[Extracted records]
+===+

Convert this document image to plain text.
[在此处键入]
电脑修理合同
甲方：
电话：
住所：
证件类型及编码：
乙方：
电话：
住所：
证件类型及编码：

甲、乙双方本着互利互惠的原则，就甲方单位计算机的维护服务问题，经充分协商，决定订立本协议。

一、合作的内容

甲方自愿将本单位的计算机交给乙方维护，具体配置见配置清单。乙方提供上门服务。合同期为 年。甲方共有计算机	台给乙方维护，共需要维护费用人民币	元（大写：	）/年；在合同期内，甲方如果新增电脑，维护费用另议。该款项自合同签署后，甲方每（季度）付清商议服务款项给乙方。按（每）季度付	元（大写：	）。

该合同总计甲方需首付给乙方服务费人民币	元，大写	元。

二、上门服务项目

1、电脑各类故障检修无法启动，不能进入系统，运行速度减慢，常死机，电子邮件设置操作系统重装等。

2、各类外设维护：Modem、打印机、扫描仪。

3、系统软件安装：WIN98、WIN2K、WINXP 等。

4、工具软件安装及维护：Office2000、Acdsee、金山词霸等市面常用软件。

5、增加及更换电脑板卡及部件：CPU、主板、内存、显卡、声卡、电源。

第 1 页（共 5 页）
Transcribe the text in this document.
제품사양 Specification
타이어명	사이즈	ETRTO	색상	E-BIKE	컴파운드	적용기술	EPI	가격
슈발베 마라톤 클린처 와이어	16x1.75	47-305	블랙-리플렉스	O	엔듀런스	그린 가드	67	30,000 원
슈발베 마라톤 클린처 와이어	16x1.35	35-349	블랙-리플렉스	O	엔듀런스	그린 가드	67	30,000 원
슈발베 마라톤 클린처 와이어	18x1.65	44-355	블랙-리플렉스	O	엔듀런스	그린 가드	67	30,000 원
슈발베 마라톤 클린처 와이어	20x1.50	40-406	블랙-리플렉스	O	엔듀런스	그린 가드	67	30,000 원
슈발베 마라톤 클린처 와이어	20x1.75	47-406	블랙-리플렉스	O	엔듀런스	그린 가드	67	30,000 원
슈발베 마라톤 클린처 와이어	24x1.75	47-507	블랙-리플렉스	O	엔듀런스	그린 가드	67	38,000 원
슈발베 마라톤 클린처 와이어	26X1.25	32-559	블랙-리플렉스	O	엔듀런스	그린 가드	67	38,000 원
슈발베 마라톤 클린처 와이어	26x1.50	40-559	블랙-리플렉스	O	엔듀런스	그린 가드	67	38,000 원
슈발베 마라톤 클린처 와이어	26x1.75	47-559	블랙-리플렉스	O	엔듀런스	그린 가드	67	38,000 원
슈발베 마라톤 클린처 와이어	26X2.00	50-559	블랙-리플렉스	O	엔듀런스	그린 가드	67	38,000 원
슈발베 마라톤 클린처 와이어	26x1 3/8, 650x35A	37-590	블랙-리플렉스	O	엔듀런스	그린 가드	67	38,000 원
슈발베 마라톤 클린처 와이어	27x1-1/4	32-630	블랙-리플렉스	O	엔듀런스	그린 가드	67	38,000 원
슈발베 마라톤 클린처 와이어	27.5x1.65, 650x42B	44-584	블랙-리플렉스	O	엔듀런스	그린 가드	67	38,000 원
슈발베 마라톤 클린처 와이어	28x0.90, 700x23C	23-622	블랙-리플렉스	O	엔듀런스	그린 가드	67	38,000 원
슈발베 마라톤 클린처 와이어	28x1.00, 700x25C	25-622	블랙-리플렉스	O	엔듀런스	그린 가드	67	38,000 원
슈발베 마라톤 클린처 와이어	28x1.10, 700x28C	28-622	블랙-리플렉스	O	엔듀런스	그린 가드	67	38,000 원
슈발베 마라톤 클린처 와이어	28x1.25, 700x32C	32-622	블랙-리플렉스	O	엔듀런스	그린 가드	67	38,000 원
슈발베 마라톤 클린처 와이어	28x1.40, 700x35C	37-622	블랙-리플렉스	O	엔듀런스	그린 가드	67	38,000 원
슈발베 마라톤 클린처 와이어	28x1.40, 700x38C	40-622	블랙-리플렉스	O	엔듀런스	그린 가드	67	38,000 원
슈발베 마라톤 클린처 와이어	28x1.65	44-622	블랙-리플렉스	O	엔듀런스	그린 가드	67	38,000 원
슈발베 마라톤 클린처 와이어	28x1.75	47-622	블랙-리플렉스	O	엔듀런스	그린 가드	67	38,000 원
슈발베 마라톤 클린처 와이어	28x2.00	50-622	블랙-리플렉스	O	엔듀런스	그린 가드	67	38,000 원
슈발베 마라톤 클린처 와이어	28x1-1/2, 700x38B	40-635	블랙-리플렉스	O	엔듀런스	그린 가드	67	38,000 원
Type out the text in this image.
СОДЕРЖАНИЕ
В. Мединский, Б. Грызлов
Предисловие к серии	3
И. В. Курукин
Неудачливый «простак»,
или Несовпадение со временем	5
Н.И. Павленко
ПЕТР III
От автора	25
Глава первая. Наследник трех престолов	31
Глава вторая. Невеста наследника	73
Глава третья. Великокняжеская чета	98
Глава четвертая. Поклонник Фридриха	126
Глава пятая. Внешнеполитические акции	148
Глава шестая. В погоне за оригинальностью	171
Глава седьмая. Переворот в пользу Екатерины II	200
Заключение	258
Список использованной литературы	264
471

+===+

- **Written task**
Extract the closing run of lines, starting with the one containing "Type out the text in this image." and ending at the last, exactly as written.

- **Reply**
Type out the text in this image.
СОДЕРЖАНИЕ
В. Мединский, Б. Грызлов
Предисловие к серии	3
И. В. Курукин
Неудачливый «простак»,
или Несовпадение со временем	5
Н.И. Павленко
ПЕТР III
От автора	25
Глава первая. Наследник трех престолов	31
Глава вторая. Невеста наследника	73
Глава третья. Великокняжеская чета	98
Глава четвертая. Поклонник Фридриха	126
Глава пятая. Внешнеполитические акции	148
Глава шестая. В погоне за оригинальностью	171
Глава седьмая. Переворот в пользу Екатерины II	200
Заключение	258
Список использованной литературы	264
471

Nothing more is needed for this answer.